§ GIVEN PROBLEM:
Return the material below in full and exactly.

§ ROWS:
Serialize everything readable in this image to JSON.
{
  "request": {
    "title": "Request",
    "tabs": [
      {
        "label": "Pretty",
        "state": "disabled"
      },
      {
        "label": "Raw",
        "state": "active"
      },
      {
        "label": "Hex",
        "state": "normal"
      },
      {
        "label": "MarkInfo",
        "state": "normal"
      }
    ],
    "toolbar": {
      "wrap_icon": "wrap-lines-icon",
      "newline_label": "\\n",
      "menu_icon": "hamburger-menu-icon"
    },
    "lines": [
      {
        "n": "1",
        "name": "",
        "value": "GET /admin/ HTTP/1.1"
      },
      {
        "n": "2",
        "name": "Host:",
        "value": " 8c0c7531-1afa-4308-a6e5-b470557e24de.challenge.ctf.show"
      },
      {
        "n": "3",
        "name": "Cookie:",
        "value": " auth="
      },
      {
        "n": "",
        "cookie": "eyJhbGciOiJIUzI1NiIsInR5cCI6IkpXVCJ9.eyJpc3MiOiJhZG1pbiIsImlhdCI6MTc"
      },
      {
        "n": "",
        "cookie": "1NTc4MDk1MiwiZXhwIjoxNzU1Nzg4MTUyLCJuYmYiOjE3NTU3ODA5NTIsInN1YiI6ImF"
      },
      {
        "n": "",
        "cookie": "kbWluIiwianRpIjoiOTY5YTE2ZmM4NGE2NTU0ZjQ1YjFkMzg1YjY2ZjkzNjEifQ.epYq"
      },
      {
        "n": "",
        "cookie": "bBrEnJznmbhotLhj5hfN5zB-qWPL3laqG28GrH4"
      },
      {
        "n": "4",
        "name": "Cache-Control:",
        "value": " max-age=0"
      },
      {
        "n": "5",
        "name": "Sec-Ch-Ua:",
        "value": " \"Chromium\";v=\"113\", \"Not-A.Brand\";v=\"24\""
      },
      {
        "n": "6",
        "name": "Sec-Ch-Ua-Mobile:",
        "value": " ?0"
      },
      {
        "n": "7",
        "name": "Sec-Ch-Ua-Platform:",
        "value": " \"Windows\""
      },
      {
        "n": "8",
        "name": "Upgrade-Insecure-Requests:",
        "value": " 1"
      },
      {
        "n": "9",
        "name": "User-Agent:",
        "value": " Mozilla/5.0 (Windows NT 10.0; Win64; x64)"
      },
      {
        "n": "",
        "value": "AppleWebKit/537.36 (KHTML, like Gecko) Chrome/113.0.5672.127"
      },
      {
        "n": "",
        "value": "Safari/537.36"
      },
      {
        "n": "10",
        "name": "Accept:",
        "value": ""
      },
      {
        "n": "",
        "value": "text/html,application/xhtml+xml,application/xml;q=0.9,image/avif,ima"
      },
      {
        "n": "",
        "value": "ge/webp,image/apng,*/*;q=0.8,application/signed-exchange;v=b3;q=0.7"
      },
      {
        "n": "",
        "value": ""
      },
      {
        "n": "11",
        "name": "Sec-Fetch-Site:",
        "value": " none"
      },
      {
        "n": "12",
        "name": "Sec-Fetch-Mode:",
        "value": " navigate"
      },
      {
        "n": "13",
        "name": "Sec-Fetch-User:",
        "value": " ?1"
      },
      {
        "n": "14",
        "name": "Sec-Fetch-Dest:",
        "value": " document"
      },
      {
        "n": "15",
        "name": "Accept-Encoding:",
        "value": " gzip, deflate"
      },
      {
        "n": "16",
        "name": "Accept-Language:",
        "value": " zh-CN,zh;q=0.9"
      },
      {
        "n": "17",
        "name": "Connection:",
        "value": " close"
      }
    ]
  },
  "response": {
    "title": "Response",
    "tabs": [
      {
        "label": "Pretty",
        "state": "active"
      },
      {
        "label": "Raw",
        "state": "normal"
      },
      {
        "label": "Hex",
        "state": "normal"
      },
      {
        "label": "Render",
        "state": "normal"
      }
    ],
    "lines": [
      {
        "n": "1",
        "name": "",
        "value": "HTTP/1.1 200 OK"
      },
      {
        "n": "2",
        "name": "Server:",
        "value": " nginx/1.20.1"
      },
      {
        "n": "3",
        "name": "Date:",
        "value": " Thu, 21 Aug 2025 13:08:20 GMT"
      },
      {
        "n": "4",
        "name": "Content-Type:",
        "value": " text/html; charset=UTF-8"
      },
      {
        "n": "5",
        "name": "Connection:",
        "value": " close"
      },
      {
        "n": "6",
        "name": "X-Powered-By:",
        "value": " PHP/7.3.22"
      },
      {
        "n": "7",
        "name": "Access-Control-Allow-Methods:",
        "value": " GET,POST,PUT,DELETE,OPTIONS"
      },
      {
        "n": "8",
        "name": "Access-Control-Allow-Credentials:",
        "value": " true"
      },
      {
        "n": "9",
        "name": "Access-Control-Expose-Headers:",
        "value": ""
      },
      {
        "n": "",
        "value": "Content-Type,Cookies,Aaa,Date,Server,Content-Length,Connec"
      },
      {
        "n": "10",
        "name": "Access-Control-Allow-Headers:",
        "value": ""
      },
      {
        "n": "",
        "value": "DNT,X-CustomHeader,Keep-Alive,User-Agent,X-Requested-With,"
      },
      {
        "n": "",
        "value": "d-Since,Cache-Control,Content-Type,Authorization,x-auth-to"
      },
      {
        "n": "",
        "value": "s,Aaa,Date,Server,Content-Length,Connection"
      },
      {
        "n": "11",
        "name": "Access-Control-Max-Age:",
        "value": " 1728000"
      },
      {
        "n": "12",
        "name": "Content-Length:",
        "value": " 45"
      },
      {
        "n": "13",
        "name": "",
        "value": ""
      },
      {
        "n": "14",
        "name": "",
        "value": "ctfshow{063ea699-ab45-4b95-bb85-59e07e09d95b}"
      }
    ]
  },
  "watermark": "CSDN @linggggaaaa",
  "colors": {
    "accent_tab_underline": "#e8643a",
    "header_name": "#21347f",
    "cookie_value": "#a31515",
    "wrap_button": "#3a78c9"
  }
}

§ RESULT BELOW:
Serialize everything readable in this image to JSON.
{
  "request": {
    "title": "Request",
    "tabs": [
      {
        "label": "Pretty",
        "state": "disabled"
      },
      {
        "label": "Raw",
        "state": "active"
      },
      {
        "label": "Hex",
        "state": "normal"
      },
      {
        "label": "MarkInfo",
        "state": "normal"
      }
    ],
    "toolbar": {
      "wrap_icon": "wrap-lines-icon",
      "newline_label": "\\n",
      "menu_icon": "hamburger-menu-icon"
    },
    "lines": [
      {
        "n": "1",
        "name": "",
        "value": "GET /admin/ HTTP/1.1"
      },
      {
        "n": "2",
        "name": "Host:",
        "value": " 8c0c7531-1afa-4308-a6e5-b470557e24de.challenge.ctf.show"
      },
      {
        "n": "3",
        "name": "Cookie:",
        "value": " auth="
      },
      {
        "n": "",
        "cookie": "eyJhbGciOiJIUzI1NiIsInR5cCI6IkpXVCJ9.eyJpc3MiOiJhZG1pbiIsImlhdCI6MTc"
      },
      {
        "n": "",
        "cookie": "1NTc4MDk1MiwiZXhwIjoxNzU1Nzg4MTUyLCJuYmYiOjE3NTU3ODA5NTIsInN1YiI6ImF"
      },
      {
        "n": "",
        "cookie": "kbWluIiwianRpIjoiOTY5YTE2ZmM4NGE2NTU0ZjQ1YjFkMzg1YjY2ZjkzNjEifQ.epYq"
      },
      {
        "n": "",
        "cookie": "bBrEnJznmbhotLhj5hfN5zB-qWPL3laqG28GrH4"
      },
      {
        "n": "4",
        "name": "Cache-Control:",
        "value": " max-age=0"
      },
      {
        "n": "5",
        "name": "Sec-Ch-Ua:",
        "value": " \"Chromium\";v=\"113\", \"Not-A.Brand\";v=\"24\""
      },
      {
        "n": "6",
        "name": "Sec-Ch-Ua-Mobile:",
        "value": " ?0"
      },
      {
        "n": "7",
        "name": "Sec-Ch-Ua-Platform:",
        "value": " \"Windows\""
      },
      {
        "n": "8",
        "name": "Upgrade-Insecure-Requests:",
        "value": " 1"
      },
      {
        "n": "9",
        "name": "User-Agent:",
        "value": " Mozilla/5.0 (Windows NT 10.0; Win64; x64)"
      },
      {
        "n": "",
        "value": "AppleWebKit/537.36 (KHTML, like Gecko) Chrome/113.0.5672.127"
      },
      {
        "n": "",
        "value": "Safari/537.36"
      },
      {
        "n": "10",
        "name": "Accept:",
        "value": ""
      },
      {
        "n": "",
        "value": "text/html,application/xhtml+xml,application/xml;q=0.9,image/avif,ima"
      },
      {
        "n": "",
        "value": "ge/webp,image/apng,*/*;q=0.8,application/signed-exchange;v=b3;q=0.7"
      },
      {
        "n": "",
        "value": ""
      },
      {
        "n": "11",
        "name": "Sec-Fetch-Site:",
        "value": " none"
      },
      {
        "n": "12",
        "name": "Sec-Fetch-Mode:",
        "value": " navigate"
      },
      {
        "n": "13",
        "name": "Sec-Fetch-User:",
        "value": " ?1"
      },
      {
        "n": "14",
        "name": "Sec-Fetch-Dest:",
        "value": " document"
      },
      {
        "n": "15",
        "name": "Accept-Encoding:",
        "value": " gzip, deflate"
      },
      {
        "n": "16",
        "name": "Accept-Language:",
        "value": " zh-CN,zh;q=0.9"
      },
      {
        "n": "17",
        "name": "Connection:",
        "value": " close"
      }
    ]
  },
  "response": {
    "title": "Response",
    "tabs": [
      {
        "label": "Pretty",
        "state": "active"
      },
      {
        "label": "Raw",
        "state": "normal"
      },
      {
        "label": "Hex",
        "state": "normal"
      },
      {
        "label": "Render",
        "state": "normal"
      }
    ],
    "lines": [
      {
        "n": "1",
        "name": "",
        "value": "HTTP/1.1 200 OK"
      },
      {
        "n": "2",
        "name": "Server:",
        "value": " nginx/1.20.1"
      },
      {
        "n": "3",
        "name": "Date:",
        "value": " Thu, 21 Aug 2025 13:08:20 GMT"
      },
      {
        "n": "4",
        "name": "Content-Type:",
        "value": " text/html; charset=UTF-8"
      },
      {
        "n": "5",
        "name": "Connection:",
        "value": " close"
      },
      {
        "n": "6",
        "name": "X-Powered-By:",
        "value": " PHP/7.3.22"
      },
      {
        "n": "7",
        "name": "Access-Control-Allow-Methods:",
        "value": " GET,POST,PUT,DELETE,OPTIONS"
      },
      {
        "n": "8",
        "name": "Access-Control-Allow-Credentials:",
        "value": " true"
      },
      {
        "n": "9",
        "name": "Access-Control-Expose-Headers:",
        "value": ""
      },
      {
        "n": "",
        "value": "Content-Type,Cookies,Aaa,Date,Server,Content-Length,Connec"
      },
      {
        "n": "10",
        "name": "Access-Control-Allow-Headers:",
        "value": ""
      },
      {
        "n": "",
        "value": "DNT,X-CustomHeader,Keep-Alive,User-Agent,X-Requested-With,"
      },
      {
        "n": "",
        "value": "d-Since,Cache-Control,Content-Type,Authorization,x-auth-to"
      },
      {
        "n": "",
        "value": "s,Aaa,Date,Server,Content-Length,Connection"
      },
      {
        "n": "11",
        "name": "Access-Control-Max-Age:",
        "value": " 1728000"
      },
      {
        "n": "12",
        "name": "Content-Length:",
        "value": " 45"
      },
      {
        "n": "13",
        "name": "",
        "value": ""
      },
      {
        "n": "14",
        "name": "",
        "value": "ctfshow{063ea699-ab45-4b95-bb85-59e07e09d95b}"
      }
    ]
  },
  "watermark": "CSDN @linggggaaaa",
  "colors": {
    "accent_tab_underline": "#e8643a",
    "header_name": "#21347f",
    "cookie_value": "#a31515",
    "wrap_button": "#3a78c9"
  }
}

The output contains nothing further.